(Exercise goal) Return the records that follow, matching each one exactly.
--- --- ---
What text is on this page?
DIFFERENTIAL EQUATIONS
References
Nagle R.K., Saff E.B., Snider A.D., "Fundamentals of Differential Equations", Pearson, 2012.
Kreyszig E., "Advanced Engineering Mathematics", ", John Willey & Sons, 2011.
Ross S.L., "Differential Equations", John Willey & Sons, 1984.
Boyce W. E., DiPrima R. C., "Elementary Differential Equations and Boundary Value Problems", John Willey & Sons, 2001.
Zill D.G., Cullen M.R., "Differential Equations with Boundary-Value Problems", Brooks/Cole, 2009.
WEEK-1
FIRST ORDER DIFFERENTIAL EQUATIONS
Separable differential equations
--- --- ---
(Output)
What text is on this page?
DIFFERENTIAL EQUATIONS
References
Nagle R.K., Saff E.B., Snider A.D., "Fundamentals of Differential Equations", Pearson, 2012.
Kreyszig E., "Advanced Engineering Mathematics", ", John Willey & Sons, 2011.
Ross S.L., "Differential Equations", John Willey & Sons, 1984.
Boyce W. E., DiPrima R. C., "Elementary Differential Equations and Boundary Value Problems", John Willey & Sons, 2001.
Zill D.G., Cullen M.R., "Differential Equations with Boundary-Value Problems", Brooks/Cole, 2009.
WEEK-1
FIRST ORDER DIFFERENTIAL EQUATIONS
Separable differential equations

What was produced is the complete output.